## WRITTEN REQUEST
Within the material below, find each line bearing the word "Нули" and present it.

[START RECORDS FOR THE EXERCISE]

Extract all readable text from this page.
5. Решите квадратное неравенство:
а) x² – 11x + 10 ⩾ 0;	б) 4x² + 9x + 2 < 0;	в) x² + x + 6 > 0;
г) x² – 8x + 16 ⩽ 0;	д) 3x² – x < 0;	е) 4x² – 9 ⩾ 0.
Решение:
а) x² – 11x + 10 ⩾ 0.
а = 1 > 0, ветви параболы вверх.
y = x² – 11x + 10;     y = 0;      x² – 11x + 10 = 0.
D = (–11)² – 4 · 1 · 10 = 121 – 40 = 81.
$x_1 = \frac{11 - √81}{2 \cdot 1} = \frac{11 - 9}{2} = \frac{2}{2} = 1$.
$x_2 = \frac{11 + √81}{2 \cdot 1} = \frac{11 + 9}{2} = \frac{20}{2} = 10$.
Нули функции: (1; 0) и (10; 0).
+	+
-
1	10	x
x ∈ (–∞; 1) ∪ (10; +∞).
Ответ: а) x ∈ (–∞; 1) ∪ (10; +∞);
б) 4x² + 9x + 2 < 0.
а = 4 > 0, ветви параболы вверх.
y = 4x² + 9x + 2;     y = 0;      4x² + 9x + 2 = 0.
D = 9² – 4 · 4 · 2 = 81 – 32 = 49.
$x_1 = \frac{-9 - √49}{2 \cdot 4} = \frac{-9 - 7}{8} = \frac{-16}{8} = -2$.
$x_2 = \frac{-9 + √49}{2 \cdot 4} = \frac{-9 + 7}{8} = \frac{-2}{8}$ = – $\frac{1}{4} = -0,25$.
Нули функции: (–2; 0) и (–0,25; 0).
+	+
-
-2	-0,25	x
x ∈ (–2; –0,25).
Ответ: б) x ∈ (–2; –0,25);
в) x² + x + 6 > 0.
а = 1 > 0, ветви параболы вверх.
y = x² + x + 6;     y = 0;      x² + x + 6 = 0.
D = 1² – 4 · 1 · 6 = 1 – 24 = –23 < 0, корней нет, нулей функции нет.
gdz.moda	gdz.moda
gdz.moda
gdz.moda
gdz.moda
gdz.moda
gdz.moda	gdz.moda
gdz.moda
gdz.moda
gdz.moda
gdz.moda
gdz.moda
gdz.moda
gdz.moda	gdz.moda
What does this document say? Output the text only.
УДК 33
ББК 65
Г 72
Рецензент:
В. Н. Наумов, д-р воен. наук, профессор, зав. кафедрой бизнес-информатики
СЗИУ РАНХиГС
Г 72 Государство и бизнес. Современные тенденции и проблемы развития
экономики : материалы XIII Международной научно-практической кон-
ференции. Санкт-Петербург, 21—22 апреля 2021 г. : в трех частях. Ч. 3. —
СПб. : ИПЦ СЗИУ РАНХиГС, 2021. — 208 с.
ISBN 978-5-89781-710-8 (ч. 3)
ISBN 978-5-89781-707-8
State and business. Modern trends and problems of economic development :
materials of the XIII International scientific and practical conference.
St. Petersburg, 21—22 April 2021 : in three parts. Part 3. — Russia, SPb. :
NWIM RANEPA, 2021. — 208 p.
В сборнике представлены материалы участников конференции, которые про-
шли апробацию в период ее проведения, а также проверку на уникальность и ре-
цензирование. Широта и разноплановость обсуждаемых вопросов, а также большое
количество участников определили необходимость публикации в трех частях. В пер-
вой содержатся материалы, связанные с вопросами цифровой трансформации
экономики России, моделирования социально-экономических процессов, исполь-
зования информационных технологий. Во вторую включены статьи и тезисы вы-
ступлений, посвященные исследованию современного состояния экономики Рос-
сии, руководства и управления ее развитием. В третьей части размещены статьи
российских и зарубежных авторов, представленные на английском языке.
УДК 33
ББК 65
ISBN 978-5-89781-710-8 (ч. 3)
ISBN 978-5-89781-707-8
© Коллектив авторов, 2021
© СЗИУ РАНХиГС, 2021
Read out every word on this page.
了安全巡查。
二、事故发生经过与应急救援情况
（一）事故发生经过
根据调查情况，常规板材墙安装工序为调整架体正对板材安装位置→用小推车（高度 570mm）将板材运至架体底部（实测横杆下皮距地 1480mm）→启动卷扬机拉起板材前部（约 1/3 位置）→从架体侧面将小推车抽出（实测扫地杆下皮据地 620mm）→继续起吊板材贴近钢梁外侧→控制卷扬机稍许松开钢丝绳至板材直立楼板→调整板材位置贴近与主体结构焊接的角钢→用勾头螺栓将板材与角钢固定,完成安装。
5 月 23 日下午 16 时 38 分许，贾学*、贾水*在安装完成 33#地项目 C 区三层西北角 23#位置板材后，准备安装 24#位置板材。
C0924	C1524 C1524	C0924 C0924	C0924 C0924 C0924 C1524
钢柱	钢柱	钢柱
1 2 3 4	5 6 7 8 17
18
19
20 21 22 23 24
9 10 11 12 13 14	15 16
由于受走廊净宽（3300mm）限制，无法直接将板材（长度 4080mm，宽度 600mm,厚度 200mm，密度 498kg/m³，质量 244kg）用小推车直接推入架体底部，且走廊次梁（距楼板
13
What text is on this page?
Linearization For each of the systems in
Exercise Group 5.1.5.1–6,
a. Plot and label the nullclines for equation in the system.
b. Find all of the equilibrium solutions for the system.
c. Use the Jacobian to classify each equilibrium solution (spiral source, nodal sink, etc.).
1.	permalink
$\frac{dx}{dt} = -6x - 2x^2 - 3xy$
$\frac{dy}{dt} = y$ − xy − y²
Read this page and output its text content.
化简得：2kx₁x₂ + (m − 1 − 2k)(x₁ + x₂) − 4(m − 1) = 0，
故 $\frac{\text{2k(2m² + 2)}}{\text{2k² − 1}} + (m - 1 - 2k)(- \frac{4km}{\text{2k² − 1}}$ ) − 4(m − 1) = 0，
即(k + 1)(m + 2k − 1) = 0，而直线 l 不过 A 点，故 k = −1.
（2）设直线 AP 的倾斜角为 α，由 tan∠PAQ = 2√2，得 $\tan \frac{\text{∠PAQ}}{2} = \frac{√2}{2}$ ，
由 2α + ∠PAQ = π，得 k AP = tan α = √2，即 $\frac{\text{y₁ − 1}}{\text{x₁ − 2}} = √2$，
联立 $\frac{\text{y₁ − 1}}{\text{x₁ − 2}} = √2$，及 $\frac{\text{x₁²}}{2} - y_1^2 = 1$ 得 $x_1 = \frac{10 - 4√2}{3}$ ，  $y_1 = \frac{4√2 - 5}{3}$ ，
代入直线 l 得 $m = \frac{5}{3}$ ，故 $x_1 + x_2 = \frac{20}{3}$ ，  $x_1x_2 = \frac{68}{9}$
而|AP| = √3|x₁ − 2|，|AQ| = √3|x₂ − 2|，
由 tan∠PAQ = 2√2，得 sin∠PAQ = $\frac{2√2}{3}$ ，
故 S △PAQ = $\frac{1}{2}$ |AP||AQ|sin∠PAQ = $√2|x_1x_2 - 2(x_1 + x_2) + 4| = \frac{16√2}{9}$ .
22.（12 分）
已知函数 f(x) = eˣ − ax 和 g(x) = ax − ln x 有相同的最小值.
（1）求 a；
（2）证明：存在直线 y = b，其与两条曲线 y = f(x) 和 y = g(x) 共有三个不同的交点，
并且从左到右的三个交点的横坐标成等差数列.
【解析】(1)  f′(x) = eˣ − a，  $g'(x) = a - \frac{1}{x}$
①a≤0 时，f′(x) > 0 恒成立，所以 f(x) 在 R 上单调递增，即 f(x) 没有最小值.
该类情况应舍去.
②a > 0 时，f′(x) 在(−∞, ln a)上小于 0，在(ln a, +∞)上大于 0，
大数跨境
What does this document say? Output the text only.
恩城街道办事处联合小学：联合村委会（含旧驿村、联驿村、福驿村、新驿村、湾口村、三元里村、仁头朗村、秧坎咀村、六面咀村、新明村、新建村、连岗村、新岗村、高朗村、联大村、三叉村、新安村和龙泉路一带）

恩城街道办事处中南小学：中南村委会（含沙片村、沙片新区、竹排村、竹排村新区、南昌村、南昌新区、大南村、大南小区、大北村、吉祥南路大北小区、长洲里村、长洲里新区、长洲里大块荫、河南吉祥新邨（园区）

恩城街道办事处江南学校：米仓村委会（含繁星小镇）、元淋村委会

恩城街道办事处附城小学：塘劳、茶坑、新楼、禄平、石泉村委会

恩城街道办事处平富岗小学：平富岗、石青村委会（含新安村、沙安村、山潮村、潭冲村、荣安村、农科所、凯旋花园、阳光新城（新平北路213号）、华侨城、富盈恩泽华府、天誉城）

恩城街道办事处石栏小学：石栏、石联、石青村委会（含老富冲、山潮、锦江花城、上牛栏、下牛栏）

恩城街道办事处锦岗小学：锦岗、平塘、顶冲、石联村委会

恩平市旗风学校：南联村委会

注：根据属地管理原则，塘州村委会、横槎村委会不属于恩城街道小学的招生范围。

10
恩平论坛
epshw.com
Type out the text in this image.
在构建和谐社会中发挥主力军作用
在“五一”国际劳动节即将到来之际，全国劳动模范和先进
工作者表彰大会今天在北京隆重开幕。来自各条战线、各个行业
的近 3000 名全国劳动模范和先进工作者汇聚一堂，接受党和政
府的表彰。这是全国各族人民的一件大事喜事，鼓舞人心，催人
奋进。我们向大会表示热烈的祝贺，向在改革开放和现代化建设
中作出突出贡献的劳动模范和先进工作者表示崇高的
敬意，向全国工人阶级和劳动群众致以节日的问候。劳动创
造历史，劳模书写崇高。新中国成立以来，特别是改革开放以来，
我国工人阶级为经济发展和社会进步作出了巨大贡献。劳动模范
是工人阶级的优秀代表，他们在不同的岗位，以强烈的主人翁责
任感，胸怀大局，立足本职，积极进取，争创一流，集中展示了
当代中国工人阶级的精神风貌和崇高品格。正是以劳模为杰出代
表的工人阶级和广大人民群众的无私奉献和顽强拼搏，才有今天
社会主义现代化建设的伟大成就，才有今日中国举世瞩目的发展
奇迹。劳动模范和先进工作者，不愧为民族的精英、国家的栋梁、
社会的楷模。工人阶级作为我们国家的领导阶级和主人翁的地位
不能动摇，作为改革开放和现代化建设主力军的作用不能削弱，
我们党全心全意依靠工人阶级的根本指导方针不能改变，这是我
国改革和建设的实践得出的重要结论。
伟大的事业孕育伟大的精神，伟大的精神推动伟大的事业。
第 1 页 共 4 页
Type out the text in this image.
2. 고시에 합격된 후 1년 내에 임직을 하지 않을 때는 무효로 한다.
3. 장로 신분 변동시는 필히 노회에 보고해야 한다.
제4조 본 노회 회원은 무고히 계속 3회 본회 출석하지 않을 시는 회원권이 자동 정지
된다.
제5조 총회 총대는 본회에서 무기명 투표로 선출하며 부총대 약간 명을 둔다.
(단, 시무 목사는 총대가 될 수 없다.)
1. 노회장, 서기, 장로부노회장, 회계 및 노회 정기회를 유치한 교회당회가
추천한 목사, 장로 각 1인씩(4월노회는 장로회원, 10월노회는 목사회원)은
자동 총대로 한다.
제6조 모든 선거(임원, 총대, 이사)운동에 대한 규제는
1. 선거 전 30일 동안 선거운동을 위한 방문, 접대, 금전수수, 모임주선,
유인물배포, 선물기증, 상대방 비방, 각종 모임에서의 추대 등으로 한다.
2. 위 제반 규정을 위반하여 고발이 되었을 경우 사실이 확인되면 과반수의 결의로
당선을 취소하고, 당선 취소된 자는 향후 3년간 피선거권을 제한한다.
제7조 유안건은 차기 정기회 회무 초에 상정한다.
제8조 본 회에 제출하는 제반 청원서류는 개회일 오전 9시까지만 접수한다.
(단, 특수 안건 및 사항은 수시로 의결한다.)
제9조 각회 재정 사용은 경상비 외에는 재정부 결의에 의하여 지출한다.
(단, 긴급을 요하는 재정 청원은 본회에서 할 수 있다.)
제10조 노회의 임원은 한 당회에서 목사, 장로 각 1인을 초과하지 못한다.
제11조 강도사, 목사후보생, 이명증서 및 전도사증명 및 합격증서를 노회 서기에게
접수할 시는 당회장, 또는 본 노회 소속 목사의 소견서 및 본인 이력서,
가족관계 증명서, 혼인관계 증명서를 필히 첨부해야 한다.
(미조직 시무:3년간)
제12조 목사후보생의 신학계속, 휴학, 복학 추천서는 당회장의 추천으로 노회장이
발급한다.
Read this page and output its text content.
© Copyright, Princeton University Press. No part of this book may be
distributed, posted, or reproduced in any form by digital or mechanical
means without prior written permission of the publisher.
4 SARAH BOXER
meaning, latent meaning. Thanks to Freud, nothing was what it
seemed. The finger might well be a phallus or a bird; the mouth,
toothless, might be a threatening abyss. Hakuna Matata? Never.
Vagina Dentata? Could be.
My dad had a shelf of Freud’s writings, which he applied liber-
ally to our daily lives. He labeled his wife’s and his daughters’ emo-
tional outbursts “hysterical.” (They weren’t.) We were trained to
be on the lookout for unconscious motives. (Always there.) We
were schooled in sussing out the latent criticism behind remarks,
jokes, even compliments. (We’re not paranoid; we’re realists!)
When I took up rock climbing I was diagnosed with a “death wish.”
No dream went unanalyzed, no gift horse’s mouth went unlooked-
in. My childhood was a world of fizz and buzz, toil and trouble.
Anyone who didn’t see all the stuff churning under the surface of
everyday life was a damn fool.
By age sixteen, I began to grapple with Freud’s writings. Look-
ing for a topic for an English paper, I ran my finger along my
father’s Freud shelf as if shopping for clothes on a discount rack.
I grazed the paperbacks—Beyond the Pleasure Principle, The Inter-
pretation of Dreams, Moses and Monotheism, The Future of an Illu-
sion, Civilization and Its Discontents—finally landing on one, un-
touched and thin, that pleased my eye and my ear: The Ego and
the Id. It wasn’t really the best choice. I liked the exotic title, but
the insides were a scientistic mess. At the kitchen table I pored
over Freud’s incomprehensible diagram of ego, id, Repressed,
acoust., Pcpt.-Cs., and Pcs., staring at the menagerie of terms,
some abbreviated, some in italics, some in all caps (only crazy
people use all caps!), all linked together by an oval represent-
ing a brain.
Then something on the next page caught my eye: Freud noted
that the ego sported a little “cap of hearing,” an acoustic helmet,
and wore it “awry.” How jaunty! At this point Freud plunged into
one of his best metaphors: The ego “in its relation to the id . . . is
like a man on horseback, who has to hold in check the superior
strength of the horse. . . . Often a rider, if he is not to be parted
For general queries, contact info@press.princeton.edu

[END RECORDS FOR THE EXERCISE]

## SOLUTION
Нули функции: (1; 0) и (10; 0).
Нули функции: (–2; 0) и (–0,25; 0).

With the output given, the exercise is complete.